* _WHAT YOU ARE ASKED TO DO_:
Restate each line of the listing exactly, without carrying over any pictures.

* _RECORDS FOR THE TASK_:
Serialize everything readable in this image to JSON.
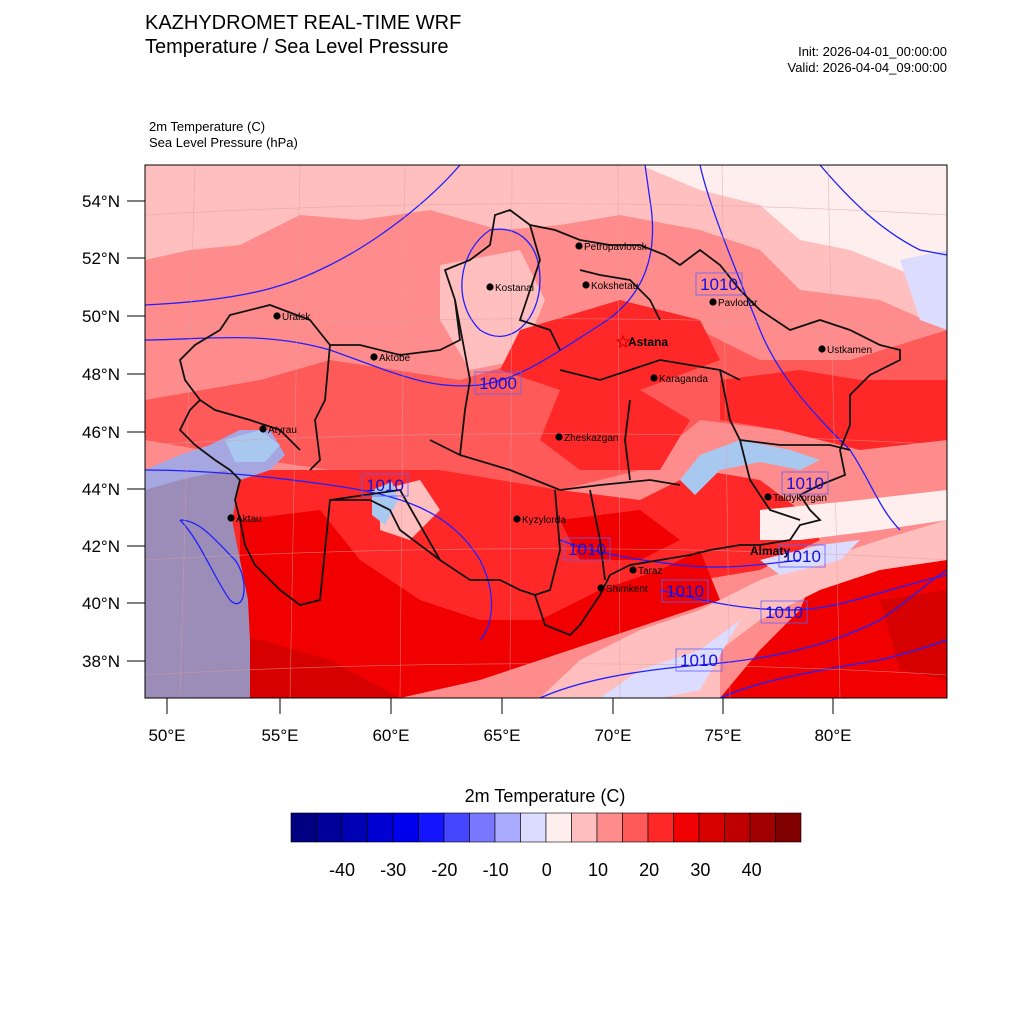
{
  "header": {
    "title": "KAZHYDROMET REAL-TIME WRF",
    "subtitle": "Temperature / Sea Level Pressure",
    "init": "Init: 2026-04-01_00:00:00",
    "valid": "Valid: 2026-04-04_09:00:00"
  },
  "variables": {
    "var1": "2m Temperature   (C)",
    "var2": "Sea Level Pressure   (hPa)"
  },
  "axes": {
    "lat_labels": [
      "54°N",
      "52°N",
      "50°N",
      "48°N",
      "46°N",
      "44°N",
      "42°N",
      "40°N",
      "38°N"
    ],
    "lon_labels": [
      "50°E",
      "55°E",
      "60°E",
      "65°E",
      "70°E",
      "75°E",
      "80°E"
    ]
  },
  "cities": [
    {
      "name": "Petropavlovsk"
    },
    {
      "name": "Kostanai"
    },
    {
      "name": "Kokshetau"
    },
    {
      "name": "Pavlodar"
    },
    {
      "name": "Uralsk"
    },
    {
      "name": "Astana",
      "capital": true
    },
    {
      "name": "Aktobe"
    },
    {
      "name": "Ustkamen"
    },
    {
      "name": "Karaganda"
    },
    {
      "name": "Atyrau"
    },
    {
      "name": "Zheskazgan"
    },
    {
      "name": "Taldykorgan"
    },
    {
      "name": "Aktau"
    },
    {
      "name": "Kyzylorda"
    },
    {
      "name": "Almaty",
      "bold": true
    },
    {
      "name": "Taraz"
    },
    {
      "name": "Shimkent"
    }
  ],
  "isobar_labels": [
    "1010",
    "1000",
    "1010",
    "1010",
    "1010",
    "1010",
    "1010",
    "1010",
    "1010"
  ],
  "colorbar": {
    "title": "2m Temperature  (C)",
    "colors": [
      "#000080",
      "#00009a",
      "#0000b4",
      "#0000d2",
      "#0000ec",
      "#1414ff",
      "#4646ff",
      "#7878ff",
      "#aaaaff",
      "#dcdcff",
      "#ffeeee",
      "#ffbfbf",
      "#ff8c8c",
      "#ff5a5a",
      "#ff2828",
      "#f00000",
      "#d70000",
      "#be0000",
      "#a00000",
      "#800000"
    ],
    "labels": [
      "-40",
      "-30",
      "-20",
      "-10",
      "0",
      "10",
      "20",
      "30",
      "40"
    ]
  }
}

* _RESULT OF THIS TASK_:
Serialize everything readable in this image to JSON.
{
  "header": {
    "title": "KAZHYDROMET REAL-TIME WRF",
    "subtitle": "Temperature / Sea Level Pressure",
    "init": "Init: 2026-04-01_00:00:00",
    "valid": "Valid: 2026-04-04_09:00:00"
  },
  "variables": {
    "var1": "2m Temperature   (C)",
    "var2": "Sea Level Pressure   (hPa)"
  },
  "axes": {
    "lat_labels": [
      "54°N",
      "52°N",
      "50°N",
      "48°N",
      "46°N",
      "44°N",
      "42°N",
      "40°N",
      "38°N"
    ],
    "lon_labels": [
      "50°E",
      "55°E",
      "60°E",
      "65°E",
      "70°E",
      "75°E",
      "80°E"
    ]
  },
  "cities": [
    {
      "name": "Petropavlovsk"
    },
    {
      "name": "Kostanai"
    },
    {
      "name": "Kokshetau"
    },
    {
      "name": "Pavlodar"
    },
    {
      "name": "Uralsk"
    },
    {
      "name": "Astana",
      "capital": true
    },
    {
      "name": "Aktobe"
    },
    {
      "name": "Ustkamen"
    },
    {
      "name": "Karaganda"
    },
    {
      "name": "Atyrau"
    },
    {
      "name": "Zheskazgan"
    },
    {
      "name": "Taldykorgan"
    },
    {
      "name": "Aktau"
    },
    {
      "name": "Kyzylorda"
    },
    {
      "name": "Almaty",
      "bold": true
    },
    {
      "name": "Taraz"
    },
    {
      "name": "Shimkent"
    }
  ],
  "isobar_labels": [
    "1010",
    "1000",
    "1010",
    "1010",
    "1010",
    "1010",
    "1010",
    "1010",
    "1010"
  ],
  "colorbar": {
    "title": "2m Temperature  (C)",
    "colors": [
      "#000080",
      "#00009a",
      "#0000b4",
      "#0000d2",
      "#0000ec",
      "#1414ff",
      "#4646ff",
      "#7878ff",
      "#aaaaff",
      "#dcdcff",
      "#ffeeee",
      "#ffbfbf",
      "#ff8c8c",
      "#ff5a5a",
      "#ff2828",
      "#f00000",
      "#d70000",
      "#be0000",
      "#a00000",
      "#800000"
    ],
    "labels": [
      "-40",
      "-30",
      "-20",
      "-10",
      "0",
      "10",
      "20",
      "30",
      "40"
    ]
  }
}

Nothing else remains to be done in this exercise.